Prompt
Write out every line below again exactly as it stands, skipping each image.

** Record excerpts follows **

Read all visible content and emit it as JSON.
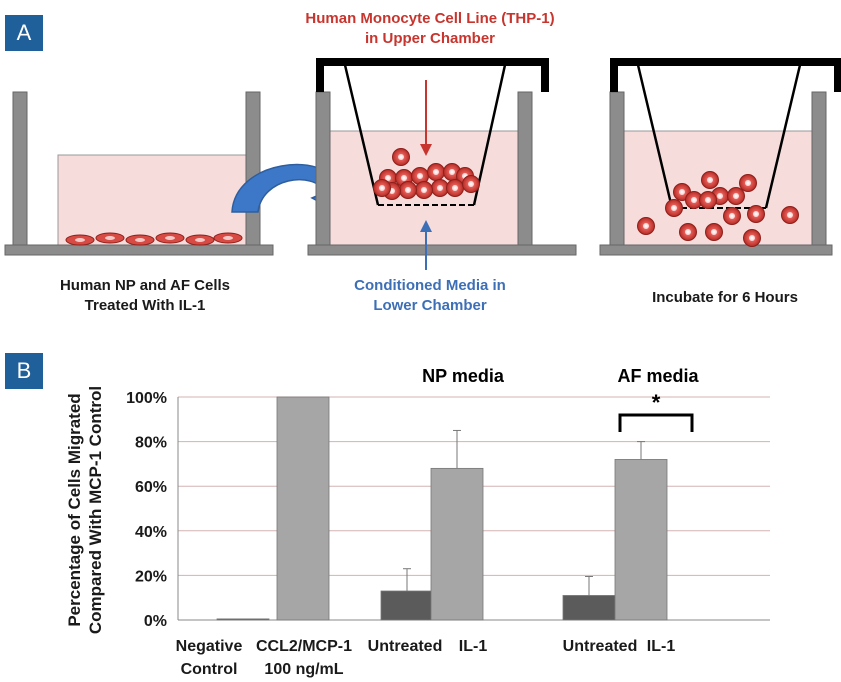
{
  "panels": {
    "a": "A",
    "b": "B"
  },
  "schematic": {
    "upper_label_line1": "Human Monocyte Cell Line (THP-1)",
    "upper_label_line2": "in Upper Chamber",
    "left_caption_line1": "Human NP and AF Cells",
    "left_caption_line2": "Treated With IL-1",
    "middle_caption_line1": "Conditioned Media in",
    "middle_caption_line2": "Lower Chamber",
    "right_caption": "Incubate for 6 Hours",
    "colors": {
      "media": "#f7dcdc",
      "cell": "#c8352e",
      "wall": "#8c8c8c",
      "arrow": "#3d78c8"
    }
  },
  "chart_data": {
    "type": "bar",
    "ylabel_line1": "Percentage of Cells Migrated",
    "ylabel_line2": "Compared With MCP-1 Control",
    "ylim": [
      0,
      100
    ],
    "yticks": [
      "0%",
      "20%",
      "40%",
      "60%",
      "80%",
      "100%"
    ],
    "group_titles": [
      "NP media",
      "AF media"
    ],
    "significance": "*",
    "gridlines": true,
    "bars": [
      {
        "label": [
          "Negative",
          "Control"
        ],
        "value": 0.5,
        "error": 0,
        "color": "#5b5b5b"
      },
      {
        "label": [
          "CCL2/MCP-1",
          "100 ng/mL"
        ],
        "value": 100,
        "error": 0,
        "color": "#a6a6a6"
      },
      {
        "label": [
          "Untreated"
        ],
        "value": 13,
        "error": 10,
        "color": "#5b5b5b"
      },
      {
        "label": [
          "IL-1"
        ],
        "value": 68,
        "error": 17,
        "color": "#a6a6a6"
      },
      {
        "label": [
          "Untreated"
        ],
        "value": 11,
        "error": 8.5,
        "color": "#5b5b5b"
      },
      {
        "label": [
          "IL-1"
        ],
        "value": 72,
        "error": 8,
        "color": "#a6a6a6"
      }
    ]
  }
}
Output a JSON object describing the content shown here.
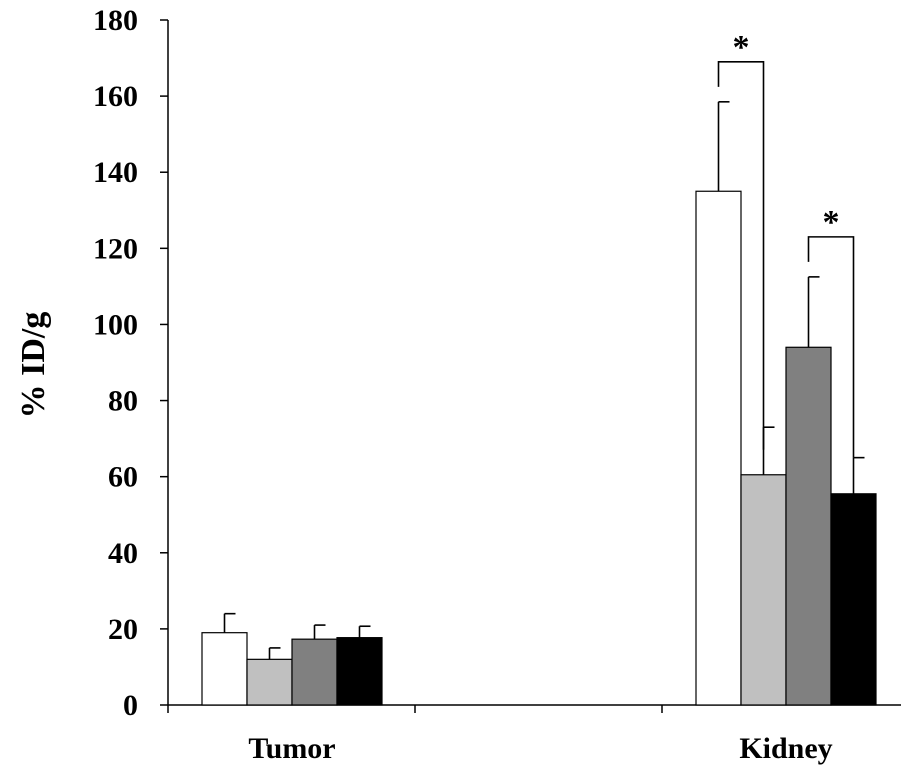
{
  "chart_data": {
    "type": "bar",
    "title": "",
    "xlabel": "",
    "ylabel": "% ID/g",
    "ylim": [
      0,
      180
    ],
    "yticks": [
      0,
      20,
      40,
      60,
      80,
      100,
      120,
      140,
      160,
      180
    ],
    "categories": [
      "Tumor",
      "Kidney"
    ],
    "series": [
      {
        "color": "#ffffff",
        "values": [
          19,
          135
        ],
        "errors": [
          5,
          23.5
        ]
      },
      {
        "color": "#c0c0c0",
        "values": [
          12,
          60.5
        ],
        "errors": [
          3,
          12.5
        ]
      },
      {
        "color": "#808080",
        "values": [
          17.3,
          94
        ],
        "errors": [
          3.7,
          18.5
        ]
      },
      {
        "color": "#000000",
        "values": [
          17.7,
          55.5
        ],
        "errors": [
          3,
          9.5
        ]
      }
    ],
    "significance": [
      {
        "category": "Kidney",
        "from_series": 0,
        "to_series": 1,
        "label": "*"
      },
      {
        "category": "Kidney",
        "from_series": 2,
        "to_series": 3,
        "label": "*"
      }
    ],
    "grid": false,
    "legend": "none"
  }
}
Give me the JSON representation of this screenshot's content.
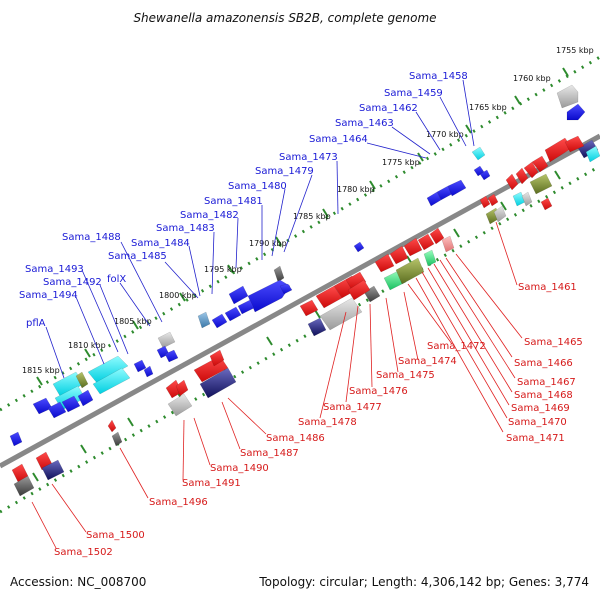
{
  "title": "Shewanella amazonensis SB2B, complete genome",
  "footer": {
    "accession": "Accession: NC_008700",
    "topology": "Topology: circular; Length: 4,306,142 bp; Genes: 3,774"
  },
  "colors": {
    "forward_leader": "#2222cc",
    "reverse_leader": "#e02222",
    "backbone": "#888888",
    "tick_dots": "#2e8b2e"
  },
  "scale_labels": [
    "1755 kbp",
    "1760 kbp",
    "1765 kbp",
    "1770 kbp",
    "1775 kbp",
    "1780 kbp",
    "1785 kbp",
    "1790 kbp",
    "1795 kbp",
    "1800 kbp",
    "1805 kbp",
    "1810 kbp",
    "1815 kbp"
  ],
  "forward_genes": [
    "Sama_1458",
    "Sama_1459",
    "Sama_1462",
    "Sama_1463",
    "Sama_1464",
    "Sama_1473",
    "Sama_1479",
    "Sama_1480",
    "Sama_1481",
    "Sama_1482",
    "Sama_1483",
    "Sama_1484",
    "Sama_1485",
    "Sama_1488",
    "folX",
    "Sama_1493",
    "Sama_1492",
    "Sama_1494",
    "pflA"
  ],
  "reverse_genes": [
    "Sama_1461",
    "Sama_1465",
    "Sama_1466",
    "Sama_1467",
    "Sama_1468",
    "Sama_1469",
    "Sama_1470",
    "Sama_1471",
    "Sama_1472",
    "Sama_1474",
    "Sama_1475",
    "Sama_1476",
    "Sama_1477",
    "Sama_1478",
    "Sama_1486",
    "Sama_1487",
    "Sama_1490",
    "Sama_1491",
    "Sama_1496",
    "Sama_1500",
    "Sama_1502"
  ]
}
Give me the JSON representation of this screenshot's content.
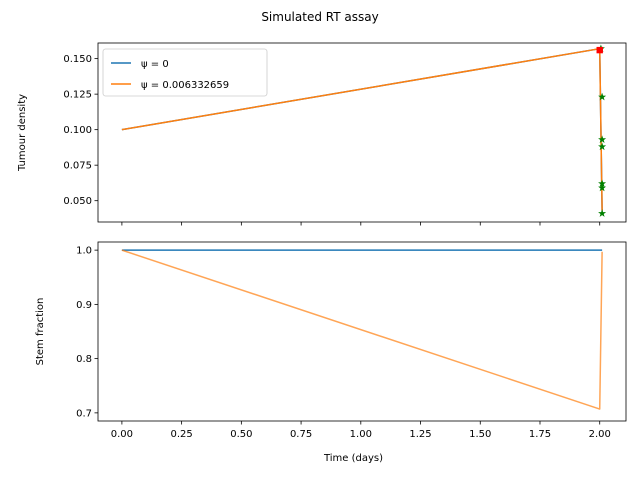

** End of Record excerpts **

Solved problem
Read all visible content and emit it as JSON.
{
  "panels": {
    "a": "A",
    "b": "B"
  },
  "schematic": {
    "upper_label_line1": "Human Monocyte Cell Line (THP-1)",
    "upper_label_line2": "in Upper Chamber",
    "left_caption_line1": "Human NP and AF Cells",
    "left_caption_line2": "Treated With IL-1",
    "middle_caption_line1": "Conditioned Media in",
    "middle_caption_line2": "Lower Chamber",
    "right_caption": "Incubate for 6 Hours",
    "colors": {
      "media": "#f7dcdc",
      "cell": "#c8352e",
      "wall": "#8c8c8c",
      "arrow": "#3d78c8"
    }
  },
  "chart_data": {
    "type": "bar",
    "ylabel_line1": "Percentage of Cells Migrated",
    "ylabel_line2": "Compared With MCP-1 Control",
    "ylim": [
      0,
      100
    ],
    "yticks": [
      "0%",
      "20%",
      "40%",
      "60%",
      "80%",
      "100%"
    ],
    "group_titles": [
      "NP media",
      "AF media"
    ],
    "significance": "*",
    "gridlines": true,
    "bars": [
      {
        "label": [
          "Negative",
          "Control"
        ],
        "value": 0.5,
        "error": 0,
        "color": "#5b5b5b"
      },
      {
        "label": [
          "CCL2/MCP-1",
          "100 ng/mL"
        ],
        "value": 100,
        "error": 0,
        "color": "#a6a6a6"
      },
      {
        "label": [
          "Untreated"
        ],
        "value": 13,
        "error": 10,
        "color": "#5b5b5b"
      },
      {
        "label": [
          "IL-1"
        ],
        "value": 68,
        "error": 17,
        "color": "#a6a6a6"
      },
      {
        "label": [
          "Untreated"
        ],
        "value": 11,
        "error": 8.5,
        "color": "#5b5b5b"
      },
      {
        "label": [
          "IL-1"
        ],
        "value": 72,
        "error": 8,
        "color": "#a6a6a6"
      }
    ]
  }
}
Output a JSON object describing the content shown here.
{
  "chart_data": {
    "type": "bar",
    "title": "",
    "xlabel": "",
    "ylabel": "% ID/g",
    "ylim": [
      0,
      180
    ],
    "yticks": [
      0,
      20,
      40,
      60,
      80,
      100,
      120,
      140,
      160,
      180
    ],
    "categories": [
      "Tumor",
      "Kidney"
    ],
    "series": [
      {
        "color": "#ffffff",
        "values": [
          19,
          135
        ],
        "errors": [
          5,
          23.5
        ]
      },
      {
        "color": "#c0c0c0",
        "values": [
          12,
          60.5
        ],
        "errors": [
          3,
          12.5
        ]
      },
      {
        "color": "#808080",
        "values": [
          17.3,
          94
        ],
        "errors": [
          3.7,
          18.5
        ]
      },
      {
        "color": "#000000",
        "values": [
          17.7,
          55.5
        ],
        "errors": [
          3,
          9.5
        ]
      }
    ],
    "significance": [
      {
        "category": "Kidney",
        "from_series": 0,
        "to_series": 1,
        "label": "*"
      },
      {
        "category": "Kidney",
        "from_series": 2,
        "to_series": 3,
        "label": "*"
      }
    ],
    "grid": false,
    "legend": "none"
  }
}
Give me the JSON representation of this screenshot's content.
{
  "title": "Shewanella amazonensis SB2B, complete genome",
  "footer": {
    "accession": "Accession: NC_008700",
    "topology": "Topology: circular; Length: 4,306,142 bp; Genes: 3,774"
  },
  "colors": {
    "forward_leader": "#2222cc",
    "reverse_leader": "#e02222",
    "backbone": "#888888",
    "tick_dots": "#2e8b2e"
  },
  "scale_labels": [
    "1755 kbp",
    "1760 kbp",
    "1765 kbp",
    "1770 kbp",
    "1775 kbp",
    "1780 kbp",
    "1785 kbp",
    "1790 kbp",
    "1795 kbp",
    "1800 kbp",
    "1805 kbp",
    "1810 kbp",
    "1815 kbp"
  ],
  "forward_genes": [
    "Sama_1458",
    "Sama_1459",
    "Sama_1462",
    "Sama_1463",
    "Sama_1464",
    "Sama_1473",
    "Sama_1479",
    "Sama_1480",
    "Sama_1481",
    "Sama_1482",
    "Sama_1483",
    "Sama_1484",
    "Sama_1485",
    "Sama_1488",
    "folX",
    "Sama_1493",
    "Sama_1492",
    "Sama_1494",
    "pflA"
  ],
  "reverse_genes": [
    "Sama_1461",
    "Sama_1465",
    "Sama_1466",
    "Sama_1467",
    "Sama_1468",
    "Sama_1469",
    "Sama_1470",
    "Sama_1471",
    "Sama_1472",
    "Sama_1474",
    "Sama_1475",
    "Sama_1476",
    "Sama_1477",
    "Sama_1478",
    "Sama_1486",
    "Sama_1487",
    "Sama_1490",
    "Sama_1491",
    "Sama_1496",
    "Sama_1500",
    "Sama_1502"
  ]
}
Give me the JSON representation of this screenshot's content.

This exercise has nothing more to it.